■ **Goal**
Copy the data below exactly.

■ **Data entries**
▼

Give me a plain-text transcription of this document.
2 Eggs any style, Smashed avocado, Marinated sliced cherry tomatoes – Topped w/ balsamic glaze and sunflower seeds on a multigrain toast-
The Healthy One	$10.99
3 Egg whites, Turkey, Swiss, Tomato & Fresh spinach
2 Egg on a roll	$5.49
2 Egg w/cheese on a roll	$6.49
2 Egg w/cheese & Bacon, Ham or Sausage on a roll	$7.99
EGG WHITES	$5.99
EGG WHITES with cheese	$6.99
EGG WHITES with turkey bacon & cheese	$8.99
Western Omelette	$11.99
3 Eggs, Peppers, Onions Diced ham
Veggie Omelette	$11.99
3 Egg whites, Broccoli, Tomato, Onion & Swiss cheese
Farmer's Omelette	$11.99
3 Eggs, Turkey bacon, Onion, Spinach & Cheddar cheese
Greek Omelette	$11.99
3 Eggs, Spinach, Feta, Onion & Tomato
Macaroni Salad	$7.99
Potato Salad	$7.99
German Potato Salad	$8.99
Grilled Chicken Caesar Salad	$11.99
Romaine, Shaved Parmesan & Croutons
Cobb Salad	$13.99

▲

■ **Completed exercise**
Give me a plain-text transcription of this document.
2 Eggs any style, Smashed avocado, Marinated sliced cherry tomatoes – Topped w/ balsamic glaze and sunflower seeds on a multigrain toast-
The Healthy One	$10.99
3 Egg whites, Turkey, Swiss, Tomato & Fresh spinach
2 Egg on a roll	$5.49
2 Egg w/cheese on a roll	$6.49
2 Egg w/cheese & Bacon, Ham or Sausage on a roll	$7.99
EGG WHITES	$5.99
EGG WHITES with cheese	$6.99
EGG WHITES with turkey bacon & cheese	$8.99
Western Omelette	$11.99
3 Eggs, Peppers, Onions Diced ham
Veggie Omelette	$11.99
3 Egg whites, Broccoli, Tomato, Onion & Swiss cheese
Farmer's Omelette	$11.99
3 Eggs, Turkey bacon, Onion, Spinach & Cheddar cheese
Greek Omelette	$11.99
3 Eggs, Spinach, Feta, Onion & Tomato
Macaroni Salad	$7.99
Potato Salad	$7.99
German Potato Salad	$8.99
Grilled Chicken Caesar Salad	$11.99
Romaine, Shaved Parmesan & Croutons
Cobb Salad	$13.99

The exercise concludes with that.